SET TASK — Any picture among the records should be left out, please; retype the rest exactly.

** Start DATASET EXTRACT **

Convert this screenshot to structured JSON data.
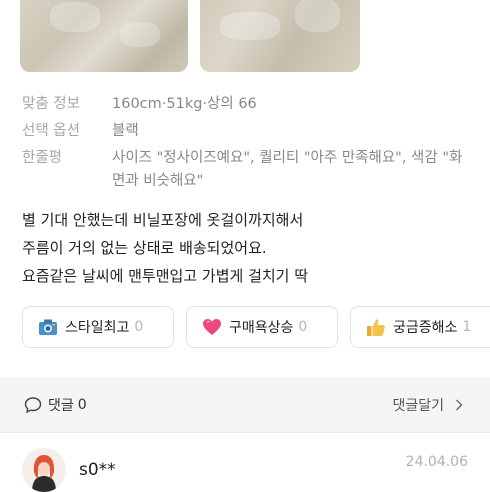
{
  "review": {
    "fit_info": {
      "label": "맞춤 정보",
      "value": "160cm·51kg·상의 66"
    },
    "option": {
      "label": "선택 옵션",
      "value": "블랙"
    },
    "summary": {
      "label": "한줄평",
      "value": "사이즈 \"정사이즈예요\", 퀄리티 \"아주 만족해요\", 색감 \"화면과 비슷해요\""
    },
    "body_lines": [
      "별 기대 안했는데 비닐포장에 옷걸이까지해서",
      "주름이 거의 없는 상태로 배송되었어요.",
      "요즘같은 날씨에 맨투맨입고 가볍게 걸치기 딱"
    ],
    "reactions": [
      {
        "icon": "camera-icon",
        "label": "스타일최고",
        "count": "0"
      },
      {
        "icon": "heart-icon",
        "label": "구매욕상승",
        "count": "0"
      },
      {
        "icon": "thumbs-up-icon",
        "label": "궁금증해소",
        "count": "1"
      }
    ]
  },
  "comments": {
    "label": "댓글",
    "count": "0",
    "write_label": "댓글달기"
  },
  "next_review": {
    "username": "s0**",
    "date": "24.04.06"
  }
}
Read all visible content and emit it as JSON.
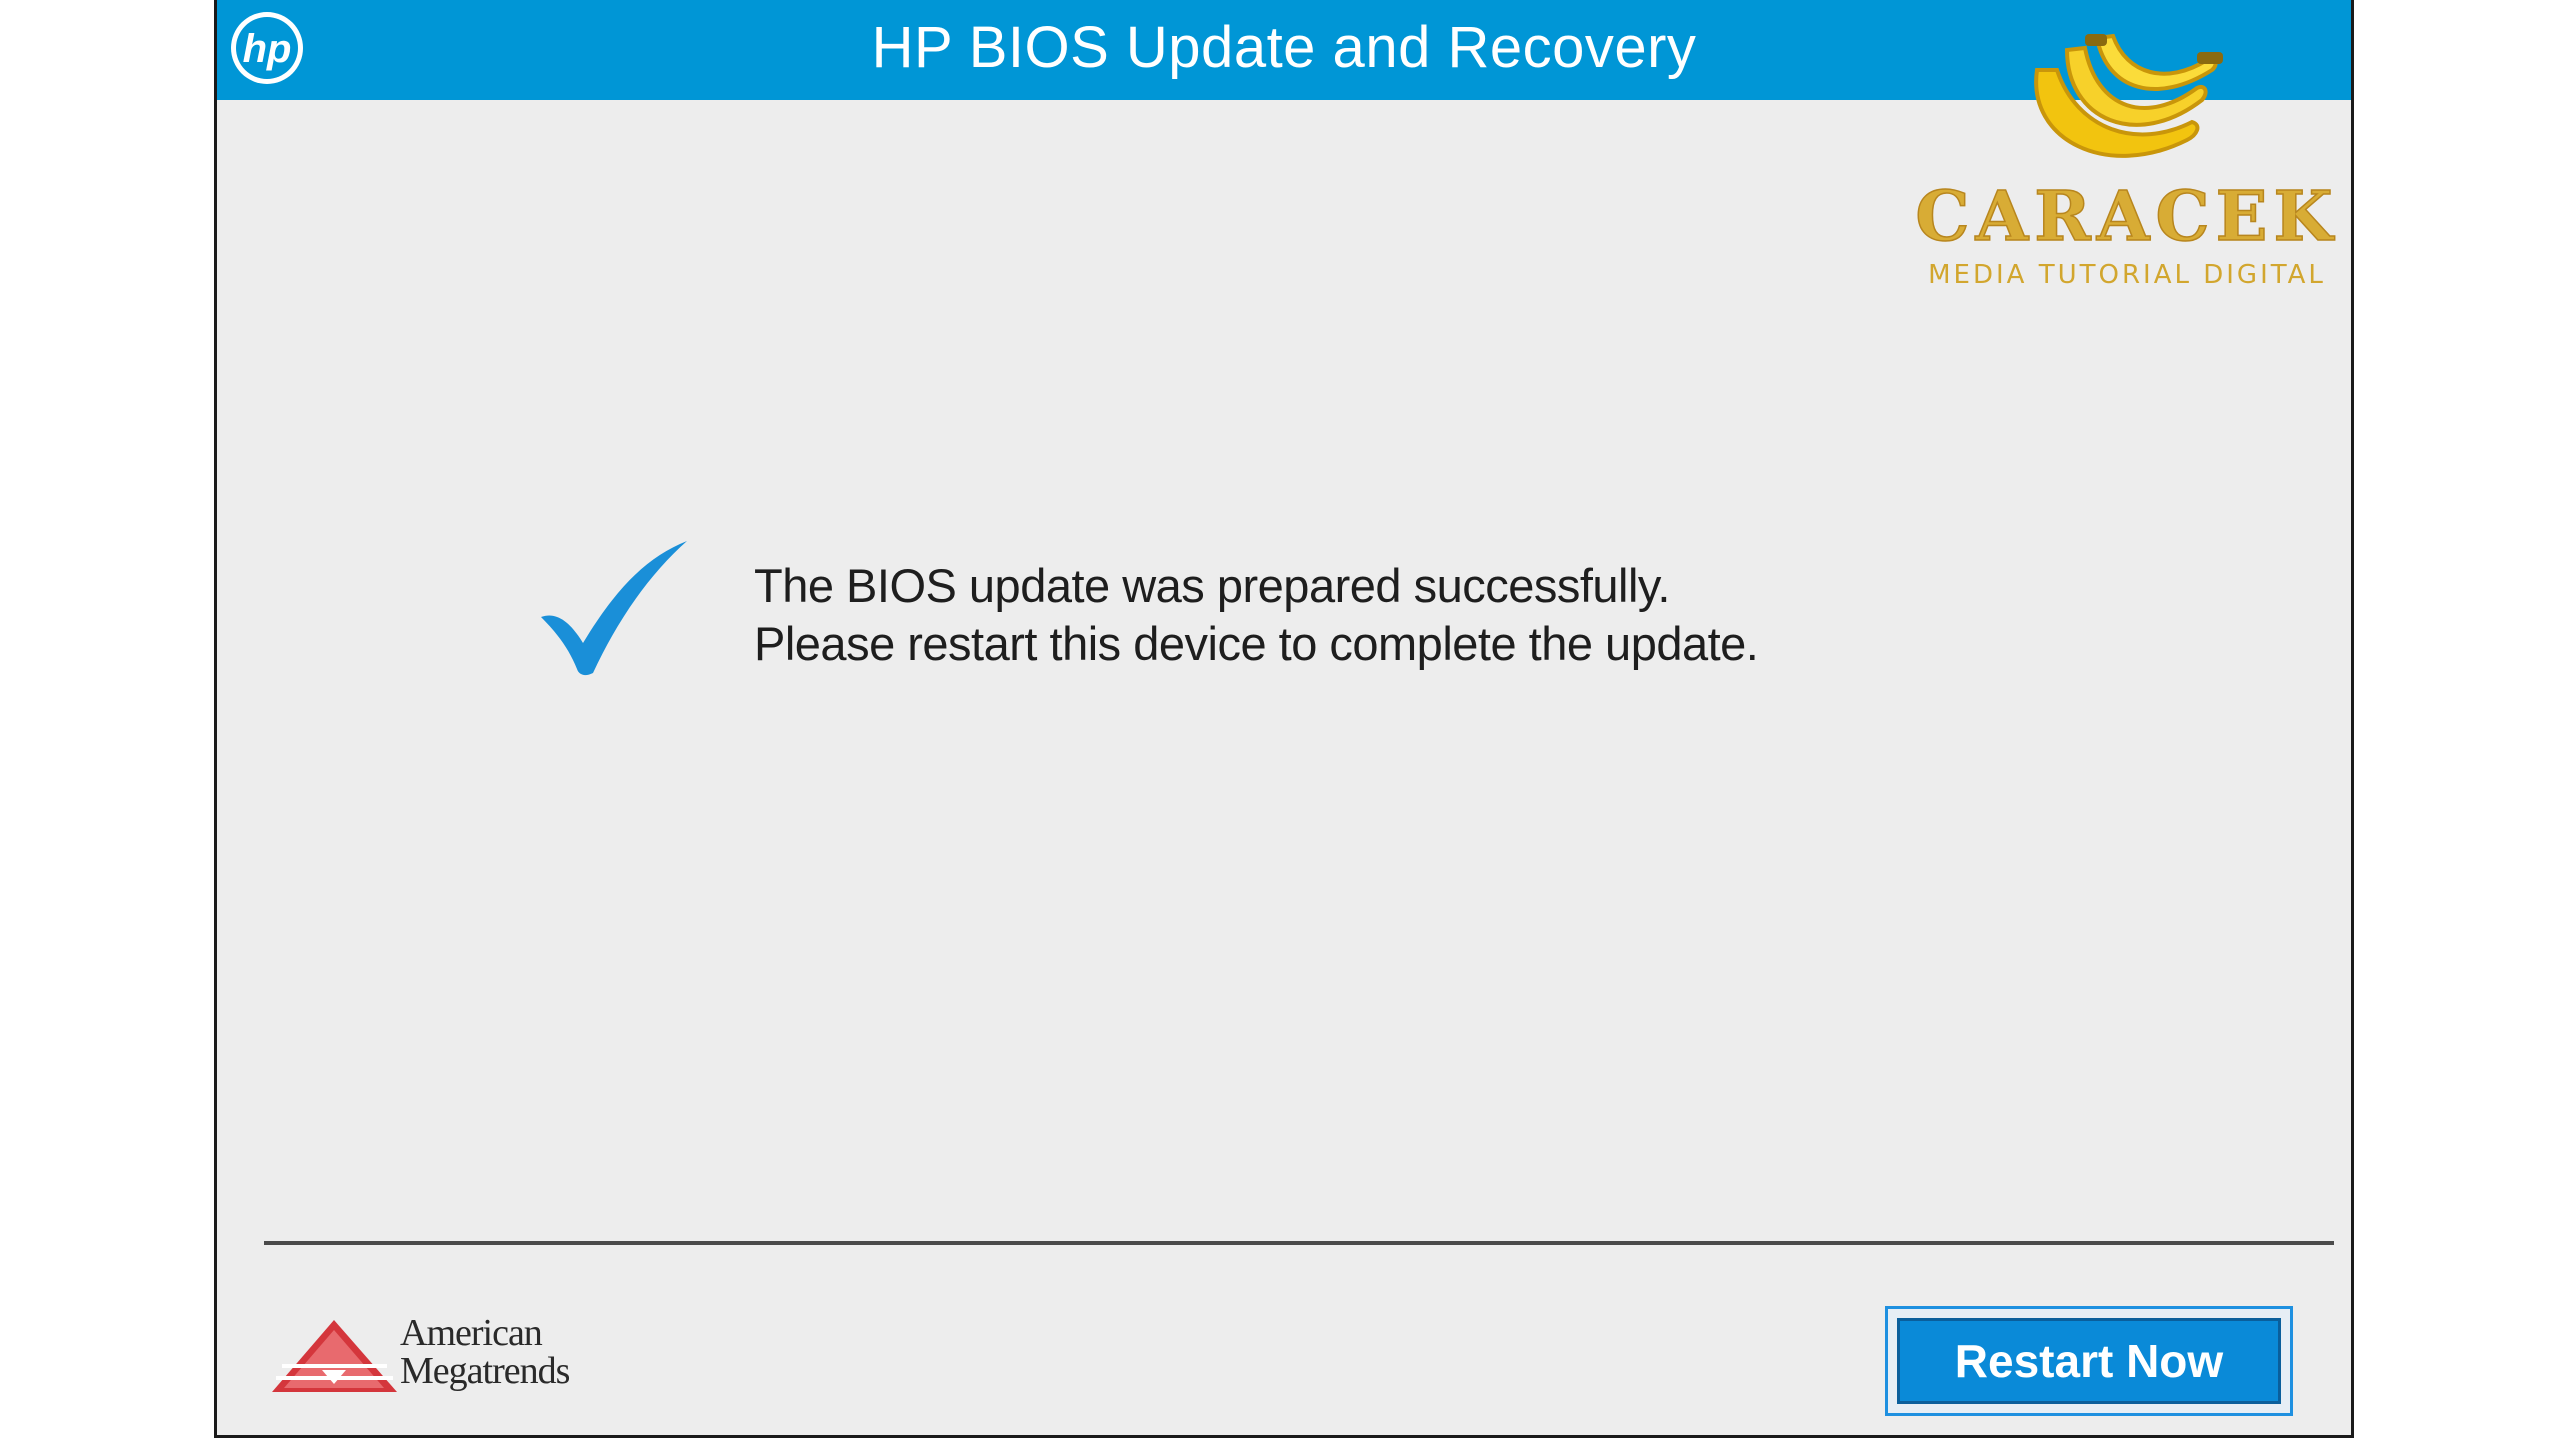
{
  "window": {
    "title": "HP BIOS Update and Recovery",
    "logo_text": "hp"
  },
  "watermark": {
    "brand": "CARACEK",
    "tagline": "MEDIA TUTORIAL DIGITAL",
    "icon": "banana-icon"
  },
  "status": {
    "icon": "checkmark-icon",
    "line1": "The BIOS update was prepared successfully.",
    "line2": "Please restart this device to complete the update."
  },
  "footer": {
    "vendor_line1": "American",
    "vendor_line2": "Megatrends",
    "restart_label": "Restart Now"
  },
  "colors": {
    "titlebar": "#0096d6",
    "background": "#ededed",
    "accent": "#0a8ad8",
    "check": "#1a8fd8",
    "watermark_gold": "#d2a62e",
    "ami_red": "#d4363c"
  }
}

** End DATASET EXTRACT **

TASK ANSWER —
Convert this screenshot to structured JSON data.
{
  "review": {
    "fit_info": {
      "label": "맞춤 정보",
      "value": "160cm·51kg·상의 66"
    },
    "option": {
      "label": "선택 옵션",
      "value": "블랙"
    },
    "summary": {
      "label": "한줄평",
      "value": "사이즈 \"정사이즈예요\", 퀄리티 \"아주 만족해요\", 색감 \"화면과 비슷해요\""
    },
    "body_lines": [
      "별 기대 안했는데 비닐포장에 옷걸이까지해서",
      "주름이 거의 없는 상태로 배송되었어요.",
      "요즘같은 날씨에 맨투맨입고 가볍게 걸치기 딱"
    ],
    "reactions": [
      {
        "icon": "camera-icon",
        "label": "스타일최고",
        "count": "0"
      },
      {
        "icon": "heart-icon",
        "label": "구매욕상승",
        "count": "0"
      },
      {
        "icon": "thumbs-up-icon",
        "label": "궁금증해소",
        "count": "1"
      }
    ]
  },
  "comments": {
    "label": "댓글",
    "count": "0",
    "write_label": "댓글달기"
  },
  "next_review": {
    "username": "s0**",
    "date": "24.04.06"
  }
}
Read all visible content and emit it as JSON.
{
  "window": {
    "title": "HP BIOS Update and Recovery",
    "logo_text": "hp"
  },
  "watermark": {
    "brand": "CARACEK",
    "tagline": "MEDIA TUTORIAL DIGITAL",
    "icon": "banana-icon"
  },
  "status": {
    "icon": "checkmark-icon",
    "line1": "The BIOS update was prepared successfully.",
    "line2": "Please restart this device to complete the update."
  },
  "footer": {
    "vendor_line1": "American",
    "vendor_line2": "Megatrends",
    "restart_label": "Restart Now"
  },
  "colors": {
    "titlebar": "#0096d6",
    "background": "#ededed",
    "accent": "#0a8ad8",
    "check": "#1a8fd8",
    "watermark_gold": "#d2a62e",
    "ami_red": "#d4363c"
  }
}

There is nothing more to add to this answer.